- INSTRUCTIONS TO FOLLOW -
Transcribe all of the material below word for word and leave out its pictures.

- INPUT MATERIAL -
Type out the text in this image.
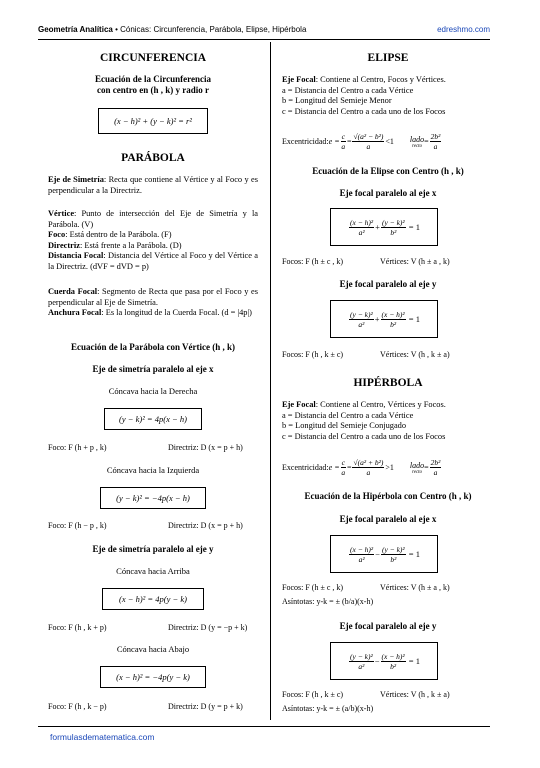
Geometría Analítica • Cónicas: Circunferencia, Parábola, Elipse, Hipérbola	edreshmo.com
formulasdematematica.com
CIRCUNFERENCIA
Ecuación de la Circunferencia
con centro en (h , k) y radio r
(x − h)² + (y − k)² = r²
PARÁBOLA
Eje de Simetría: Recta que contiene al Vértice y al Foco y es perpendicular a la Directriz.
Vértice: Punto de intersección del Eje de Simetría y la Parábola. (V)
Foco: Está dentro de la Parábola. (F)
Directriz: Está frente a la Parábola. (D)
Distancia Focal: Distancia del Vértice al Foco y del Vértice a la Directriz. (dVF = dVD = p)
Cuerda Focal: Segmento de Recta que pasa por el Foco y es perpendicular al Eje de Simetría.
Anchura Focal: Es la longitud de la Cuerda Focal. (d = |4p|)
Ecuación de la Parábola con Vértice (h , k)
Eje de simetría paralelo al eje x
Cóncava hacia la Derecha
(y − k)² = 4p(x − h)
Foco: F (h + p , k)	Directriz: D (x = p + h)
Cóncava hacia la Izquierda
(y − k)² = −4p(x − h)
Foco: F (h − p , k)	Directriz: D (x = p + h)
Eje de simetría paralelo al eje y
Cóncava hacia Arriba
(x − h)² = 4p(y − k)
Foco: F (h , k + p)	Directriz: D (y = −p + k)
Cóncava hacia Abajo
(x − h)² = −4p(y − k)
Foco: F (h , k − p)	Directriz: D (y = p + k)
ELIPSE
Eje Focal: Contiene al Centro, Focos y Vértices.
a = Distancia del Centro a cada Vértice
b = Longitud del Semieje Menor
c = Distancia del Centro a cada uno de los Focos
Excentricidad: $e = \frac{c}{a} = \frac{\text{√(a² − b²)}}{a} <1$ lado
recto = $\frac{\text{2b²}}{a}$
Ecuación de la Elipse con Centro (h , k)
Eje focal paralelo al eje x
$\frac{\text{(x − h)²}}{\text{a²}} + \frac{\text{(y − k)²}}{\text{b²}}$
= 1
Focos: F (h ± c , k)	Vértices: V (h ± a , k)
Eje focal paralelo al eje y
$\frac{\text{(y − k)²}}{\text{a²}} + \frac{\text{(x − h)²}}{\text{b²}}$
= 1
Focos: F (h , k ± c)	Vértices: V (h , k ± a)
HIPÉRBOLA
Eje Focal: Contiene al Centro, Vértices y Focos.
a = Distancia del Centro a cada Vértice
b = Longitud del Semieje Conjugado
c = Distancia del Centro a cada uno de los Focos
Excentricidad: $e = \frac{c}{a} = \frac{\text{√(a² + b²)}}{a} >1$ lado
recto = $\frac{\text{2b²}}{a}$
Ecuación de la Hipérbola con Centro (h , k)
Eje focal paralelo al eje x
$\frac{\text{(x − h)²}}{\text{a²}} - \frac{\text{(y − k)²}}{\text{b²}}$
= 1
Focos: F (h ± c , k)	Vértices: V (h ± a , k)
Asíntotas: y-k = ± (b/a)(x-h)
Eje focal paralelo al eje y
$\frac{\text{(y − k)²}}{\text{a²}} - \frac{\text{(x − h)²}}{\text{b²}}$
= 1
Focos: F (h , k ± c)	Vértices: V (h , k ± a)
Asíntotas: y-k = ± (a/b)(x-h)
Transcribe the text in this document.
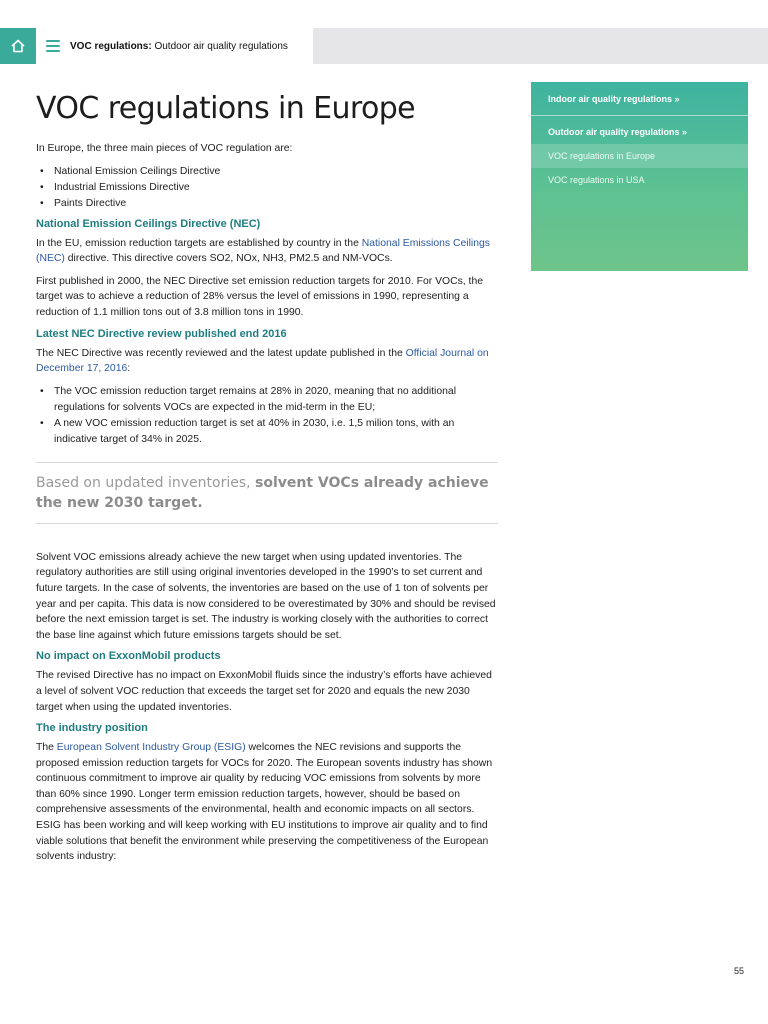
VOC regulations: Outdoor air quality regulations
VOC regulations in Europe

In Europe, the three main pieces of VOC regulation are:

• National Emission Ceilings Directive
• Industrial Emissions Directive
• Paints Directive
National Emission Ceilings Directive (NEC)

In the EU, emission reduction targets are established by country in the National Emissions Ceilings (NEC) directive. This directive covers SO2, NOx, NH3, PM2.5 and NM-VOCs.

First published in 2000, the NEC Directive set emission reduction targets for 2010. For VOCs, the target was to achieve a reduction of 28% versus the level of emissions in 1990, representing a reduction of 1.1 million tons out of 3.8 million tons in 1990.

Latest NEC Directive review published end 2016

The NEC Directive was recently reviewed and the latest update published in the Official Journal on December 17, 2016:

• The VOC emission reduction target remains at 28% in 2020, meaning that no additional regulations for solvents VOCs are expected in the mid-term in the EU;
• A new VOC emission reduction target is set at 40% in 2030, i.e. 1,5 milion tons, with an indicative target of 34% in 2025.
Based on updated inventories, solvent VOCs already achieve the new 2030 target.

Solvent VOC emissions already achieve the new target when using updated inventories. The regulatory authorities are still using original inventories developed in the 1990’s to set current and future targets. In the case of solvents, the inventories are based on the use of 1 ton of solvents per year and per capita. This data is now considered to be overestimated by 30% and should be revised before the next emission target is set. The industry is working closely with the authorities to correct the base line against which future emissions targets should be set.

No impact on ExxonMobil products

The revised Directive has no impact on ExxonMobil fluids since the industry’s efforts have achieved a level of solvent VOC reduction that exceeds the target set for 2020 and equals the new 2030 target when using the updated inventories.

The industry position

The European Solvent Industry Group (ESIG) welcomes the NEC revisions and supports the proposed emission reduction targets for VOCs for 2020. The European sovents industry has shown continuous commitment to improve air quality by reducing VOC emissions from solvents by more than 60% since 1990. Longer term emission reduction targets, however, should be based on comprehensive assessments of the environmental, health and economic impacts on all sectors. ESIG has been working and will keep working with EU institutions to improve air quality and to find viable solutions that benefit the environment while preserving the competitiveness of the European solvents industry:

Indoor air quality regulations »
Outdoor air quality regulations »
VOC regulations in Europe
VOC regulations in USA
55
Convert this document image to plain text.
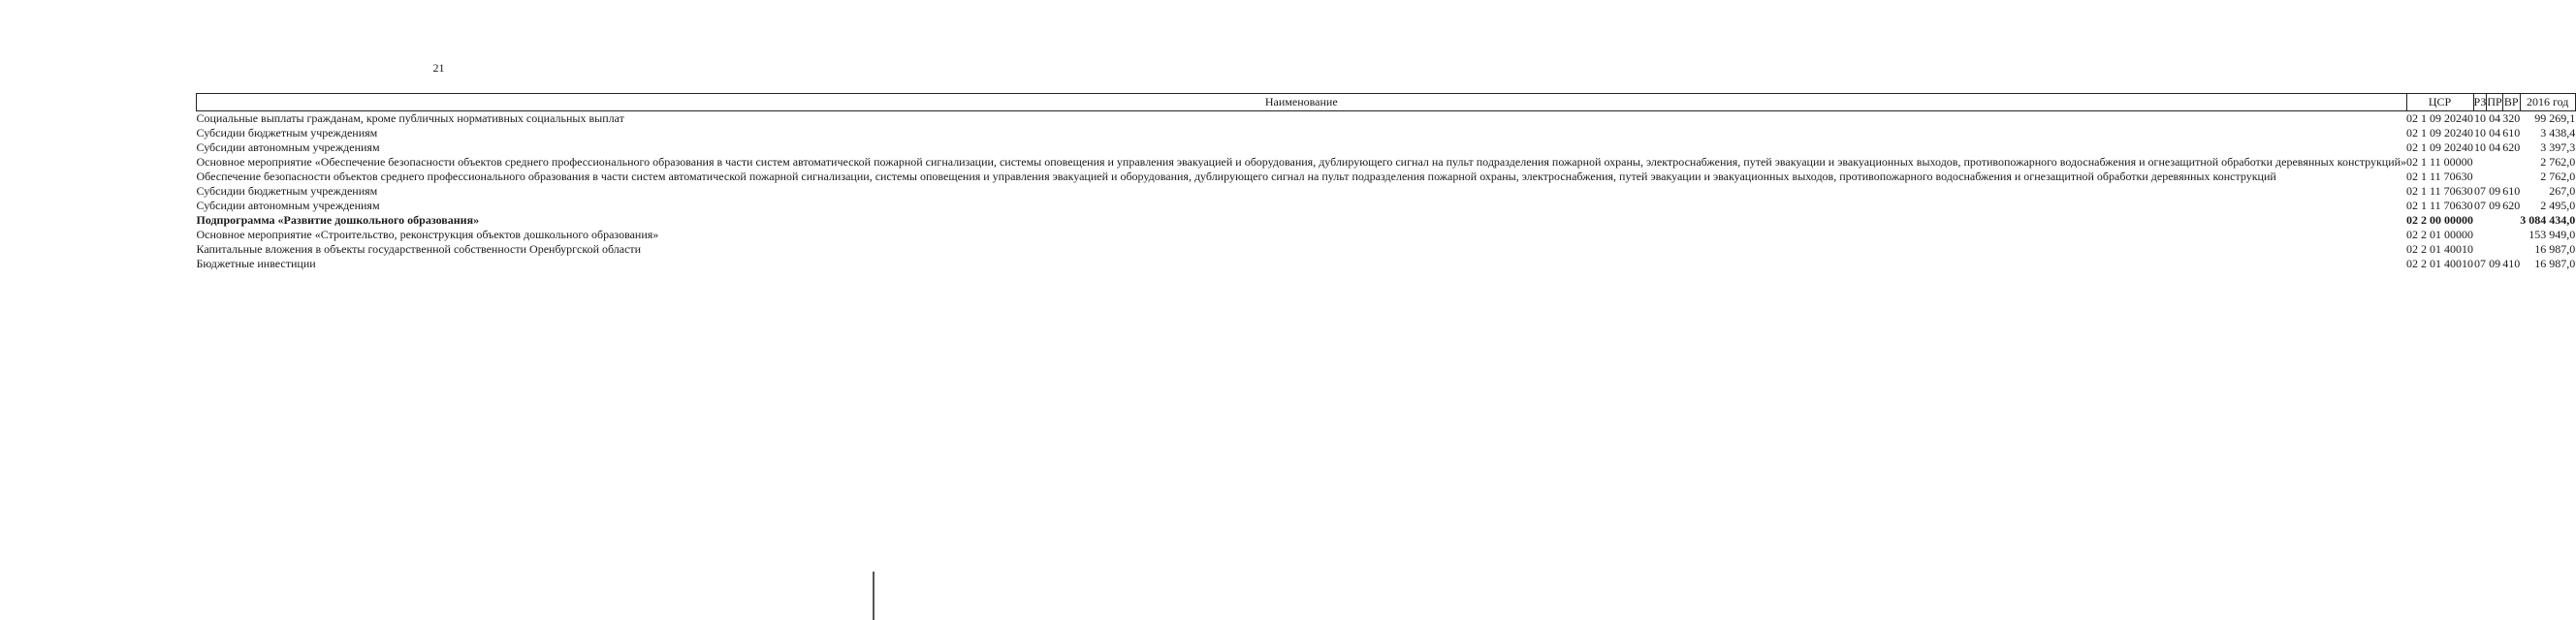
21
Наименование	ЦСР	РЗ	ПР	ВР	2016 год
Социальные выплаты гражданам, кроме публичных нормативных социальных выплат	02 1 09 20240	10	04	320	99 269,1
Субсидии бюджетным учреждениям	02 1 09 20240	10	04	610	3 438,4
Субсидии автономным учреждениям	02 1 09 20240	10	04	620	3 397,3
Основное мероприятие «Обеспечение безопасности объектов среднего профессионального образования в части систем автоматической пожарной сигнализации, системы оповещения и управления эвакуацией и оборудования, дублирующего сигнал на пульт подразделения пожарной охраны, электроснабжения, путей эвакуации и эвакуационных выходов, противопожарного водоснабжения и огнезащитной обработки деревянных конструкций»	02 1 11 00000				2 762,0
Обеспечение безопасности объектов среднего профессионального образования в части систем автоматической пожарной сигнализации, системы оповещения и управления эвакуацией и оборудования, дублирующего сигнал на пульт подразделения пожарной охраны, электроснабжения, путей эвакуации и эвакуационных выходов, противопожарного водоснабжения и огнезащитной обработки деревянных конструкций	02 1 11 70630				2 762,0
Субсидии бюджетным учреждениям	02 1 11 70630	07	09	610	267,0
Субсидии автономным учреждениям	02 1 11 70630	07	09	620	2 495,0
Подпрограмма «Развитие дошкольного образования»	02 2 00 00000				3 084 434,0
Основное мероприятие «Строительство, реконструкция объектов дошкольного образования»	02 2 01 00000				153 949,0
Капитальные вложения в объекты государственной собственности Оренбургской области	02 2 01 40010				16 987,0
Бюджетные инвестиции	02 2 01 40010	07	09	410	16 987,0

- IN RESPONSE -
Type out the text in this image.
Geometría Analítica • Cónicas: Circunferencia, Parábola, Elipse, Hipérbola	edreshmo.com
formulasdematematica.com
CIRCUNFERENCIA
Ecuación de la Circunferencia
con centro en (h , k) y radio r
(x − h)² + (y − k)² = r²
PARÁBOLA
Eje de Simetría: Recta que contiene al Vértice y al Foco y es perpendicular a la Directriz.
Vértice: Punto de intersección del Eje de Simetría y la Parábola. (V)
Foco: Está dentro de la Parábola. (F)
Directriz: Está frente a la Parábola. (D)
Distancia Focal: Distancia del Vértice al Foco y del Vértice a la Directriz. (dVF = dVD = p)
Cuerda Focal: Segmento de Recta que pasa por el Foco y es perpendicular al Eje de Simetría.
Anchura Focal: Es la longitud de la Cuerda Focal. (d = |4p|)
Ecuación de la Parábola con Vértice (h , k)
Eje de simetría paralelo al eje x
Cóncava hacia la Derecha
(y − k)² = 4p(x − h)
Foco: F (h + p , k)	Directriz: D (x = p + h)
Cóncava hacia la Izquierda
(y − k)² = −4p(x − h)
Foco: F (h − p , k)	Directriz: D (x = p + h)
Eje de simetría paralelo al eje y
Cóncava hacia Arriba
(x − h)² = 4p(y − k)
Foco: F (h , k + p)	Directriz: D (y = −p + k)
Cóncava hacia Abajo
(x − h)² = −4p(y − k)
Foco: F (h , k − p)	Directriz: D (y = p + k)
ELIPSE
Eje Focal: Contiene al Centro, Focos y Vértices.
a = Distancia del Centro a cada Vértice
b = Longitud del Semieje Menor
c = Distancia del Centro a cada uno de los Focos
Excentricidad: $e = \frac{c}{a} = \frac{\text{√(a² − b²)}}{a} <1$ lado
recto = $\frac{\text{2b²}}{a}$
Ecuación de la Elipse con Centro (h , k)
Eje focal paralelo al eje x
$\frac{\text{(x − h)²}}{\text{a²}} + \frac{\text{(y − k)²}}{\text{b²}}$
= 1
Focos: F (h ± c , k)	Vértices: V (h ± a , k)
Eje focal paralelo al eje y
$\frac{\text{(y − k)²}}{\text{a²}} + \frac{\text{(x − h)²}}{\text{b²}}$
= 1
Focos: F (h , k ± c)	Vértices: V (h , k ± a)
HIPÉRBOLA
Eje Focal: Contiene al Centro, Vértices y Focos.
a = Distancia del Centro a cada Vértice
b = Longitud del Semieje Conjugado
c = Distancia del Centro a cada uno de los Focos
Excentricidad: $e = \frac{c}{a} = \frac{\text{√(a² + b²)}}{a} >1$ lado
recto = $\frac{\text{2b²}}{a}$
Ecuación de la Hipérbola con Centro (h , k)
Eje focal paralelo al eje x
$\frac{\text{(x − h)²}}{\text{a²}} - \frac{\text{(y − k)²}}{\text{b²}}$
= 1
Focos: F (h ± c , k)	Vértices: V (h ± a , k)
Asíntotas: y-k = ± (b/a)(x-h)
Eje focal paralelo al eje y
$\frac{\text{(y − k)²}}{\text{a²}} - \frac{\text{(x − h)²}}{\text{b²}}$
= 1
Focos: F (h , k ± c)	Vértices: V (h , k ± a)
Asíntotas: y-k = ± (a/b)(x-h)
Transcribe the text in this document.
VOC regulations: Outdoor air quality regulations
VOC regulations in Europe

In Europe, the three main pieces of VOC regulation are:

• National Emission Ceilings Directive
• Industrial Emissions Directive
• Paints Directive
National Emission Ceilings Directive (NEC)

In the EU, emission reduction targets are established by country in the National Emissions Ceilings (NEC) directive. This directive covers SO2, NOx, NH3, PM2.5 and NM-VOCs.

First published in 2000, the NEC Directive set emission reduction targets for 2010. For VOCs, the target was to achieve a reduction of 28% versus the level of emissions in 1990, representing a reduction of 1.1 million tons out of 3.8 million tons in 1990.

Latest NEC Directive review published end 2016

The NEC Directive was recently reviewed and the latest update published in the Official Journal on December 17, 2016:

• The VOC emission reduction target remains at 28% in 2020, meaning that no additional regulations for solvents VOCs are expected in the mid-term in the EU;
• A new VOC emission reduction target is set at 40% in 2030, i.e. 1,5 milion tons, with an indicative target of 34% in 2025.
Based on updated inventories, solvent VOCs already achieve the new 2030 target.

Solvent VOC emissions already achieve the new target when using updated inventories. The regulatory authorities are still using original inventories developed in the 1990’s to set current and future targets. In the case of solvents, the inventories are based on the use of 1 ton of solvents per year and per capita. This data is now considered to be overestimated by 30% and should be revised before the next emission target is set. The industry is working closely with the authorities to correct the base line against which future emissions targets should be set.

No impact on ExxonMobil products

The revised Directive has no impact on ExxonMobil fluids since the industry’s efforts have achieved a level of solvent VOC reduction that exceeds the target set for 2020 and equals the new 2030 target when using the updated inventories.

The industry position

The European Solvent Industry Group (ESIG) welcomes the NEC revisions and supports the proposed emission reduction targets for VOCs for 2020. The European sovents industry has shown continuous commitment to improve air quality by reducing VOC emissions from solvents by more than 60% since 1990. Longer term emission reduction targets, however, should be based on comprehensive assessments of the environmental, health and economic impacts on all sectors. ESIG has been working and will keep working with EU institutions to improve air quality and to find viable solutions that benefit the environment while preserving the competitiveness of the European solvents industry:

Indoor air quality regulations »
Outdoor air quality regulations »
VOC regulations in Europe
VOC regulations in USA
55
Convert this document image to plain text.
21
Наименование	ЦСР	РЗ	ПР	ВР	2016 год
Социальные выплаты гражданам, кроме публичных нормативных социальных выплат	02 1 09 20240	10	04	320	99 269,1
Субсидии бюджетным учреждениям	02 1 09 20240	10	04	610	3 438,4
Субсидии автономным учреждениям	02 1 09 20240	10	04	620	3 397,3
Основное мероприятие «Обеспечение безопасности объектов среднего профессионального образования в части систем автоматической пожарной сигнализации, системы оповещения и управления эвакуацией и оборудования, дублирующего сигнал на пульт подразделения пожарной охраны, электроснабжения, путей эвакуации и эвакуационных выходов, противопожарного водоснабжения и огнезащитной обработки деревянных конструкций»	02 1 11 00000				2 762,0
Обеспечение безопасности объектов среднего профессионального образования в части систем автоматической пожарной сигнализации, системы оповещения и управления эвакуацией и оборудования, дублирующего сигнал на пульт подразделения пожарной охраны, электроснабжения, путей эвакуации и эвакуационных выходов, противопожарного водоснабжения и огнезащитной обработки деревянных конструкций	02 1 11 70630				2 762,0
Субсидии бюджетным учреждениям	02 1 11 70630	07	09	610	267,0
Субсидии автономным учреждениям	02 1 11 70630	07	09	620	2 495,0
Подпрограмма «Развитие дошкольного образования»	02 2 00 00000				3 084 434,0
Основное мероприятие «Строительство, реконструкция объектов дошкольного образования»	02 2 01 00000				153 949,0
Капитальные вложения в объекты государственной собственности Оренбургской области	02 2 01 40010				16 987,0
Бюджетные инвестиции	02 2 01 40010	07	09	410	16 987,0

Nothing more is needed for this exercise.